[start of INPUT DATA]
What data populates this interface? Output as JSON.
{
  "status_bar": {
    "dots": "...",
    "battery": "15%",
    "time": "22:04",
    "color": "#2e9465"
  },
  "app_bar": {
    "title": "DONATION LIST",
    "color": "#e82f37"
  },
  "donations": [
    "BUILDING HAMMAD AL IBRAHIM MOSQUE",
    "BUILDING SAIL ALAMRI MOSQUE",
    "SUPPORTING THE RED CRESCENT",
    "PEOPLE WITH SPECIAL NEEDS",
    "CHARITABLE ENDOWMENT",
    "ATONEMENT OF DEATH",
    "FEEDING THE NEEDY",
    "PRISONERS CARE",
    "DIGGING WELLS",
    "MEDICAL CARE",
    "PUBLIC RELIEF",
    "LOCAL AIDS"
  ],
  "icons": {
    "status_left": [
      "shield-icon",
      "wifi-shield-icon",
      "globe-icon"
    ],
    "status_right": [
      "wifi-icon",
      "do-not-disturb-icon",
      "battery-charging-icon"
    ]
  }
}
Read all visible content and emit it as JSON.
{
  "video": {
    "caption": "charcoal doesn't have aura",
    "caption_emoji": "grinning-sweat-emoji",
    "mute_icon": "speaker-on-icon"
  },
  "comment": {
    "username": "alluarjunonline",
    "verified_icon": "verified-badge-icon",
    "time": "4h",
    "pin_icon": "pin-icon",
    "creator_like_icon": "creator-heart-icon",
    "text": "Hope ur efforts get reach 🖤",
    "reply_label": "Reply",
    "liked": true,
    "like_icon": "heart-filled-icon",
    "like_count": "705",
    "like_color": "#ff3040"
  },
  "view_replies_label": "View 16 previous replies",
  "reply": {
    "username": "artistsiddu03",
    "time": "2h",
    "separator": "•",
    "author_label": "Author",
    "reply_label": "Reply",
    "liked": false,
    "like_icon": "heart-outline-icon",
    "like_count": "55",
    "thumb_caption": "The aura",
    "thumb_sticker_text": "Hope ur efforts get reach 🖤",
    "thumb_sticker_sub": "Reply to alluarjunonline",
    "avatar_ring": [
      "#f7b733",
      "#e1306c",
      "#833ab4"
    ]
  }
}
[end of INPUT DATA]
DIRECTION → Return each entry from above without altering a single character.

SOLUTION TO THE PROBLEM →
What data populates this interface? Output as JSON.
{
  "status_bar": {
    "dots": "...",
    "battery": "15%",
    "time": "22:04",
    "color": "#2e9465"
  },
  "app_bar": {
    "title": "DONATION LIST",
    "color": "#e82f37"
  },
  "donations": [
    "BUILDING HAMMAD AL IBRAHIM MOSQUE",
    "BUILDING SAIL ALAMRI MOSQUE",
    "SUPPORTING THE RED CRESCENT",
    "PEOPLE WITH SPECIAL NEEDS",
    "CHARITABLE ENDOWMENT",
    "ATONEMENT OF DEATH",
    "FEEDING THE NEEDY",
    "PRISONERS CARE",
    "DIGGING WELLS",
    "MEDICAL CARE",
    "PUBLIC RELIEF",
    "LOCAL AIDS"
  ],
  "icons": {
    "status_left": [
      "shield-icon",
      "wifi-shield-icon",
      "globe-icon"
    ],
    "status_right": [
      "wifi-icon",
      "do-not-disturb-icon",
      "battery-charging-icon"
    ]
  }
}
Read all visible content and emit it as JSON.
{
  "video": {
    "caption": "charcoal doesn't have aura",
    "caption_emoji": "grinning-sweat-emoji",
    "mute_icon": "speaker-on-icon"
  },
  "comment": {
    "username": "alluarjunonline",
    "verified_icon": "verified-badge-icon",
    "time": "4h",
    "pin_icon": "pin-icon",
    "creator_like_icon": "creator-heart-icon",
    "text": "Hope ur efforts get reach 🖤",
    "reply_label": "Reply",
    "liked": true,
    "like_icon": "heart-filled-icon",
    "like_count": "705",
    "like_color": "#ff3040"
  },
  "view_replies_label": "View 16 previous replies",
  "reply": {
    "username": "artistsiddu03",
    "time": "2h",
    "separator": "•",
    "author_label": "Author",
    "reply_label": "Reply",
    "liked": false,
    "like_icon": "heart-outline-icon",
    "like_count": "55",
    "thumb_caption": "The aura",
    "thumb_sticker_text": "Hope ur efforts get reach 🖤",
    "thumb_sticker_sub": "Reply to alluarjunonline",
    "avatar_ring": [
      "#f7b733",
      "#e1306c",
      "#833ab4"
    ]
  }
}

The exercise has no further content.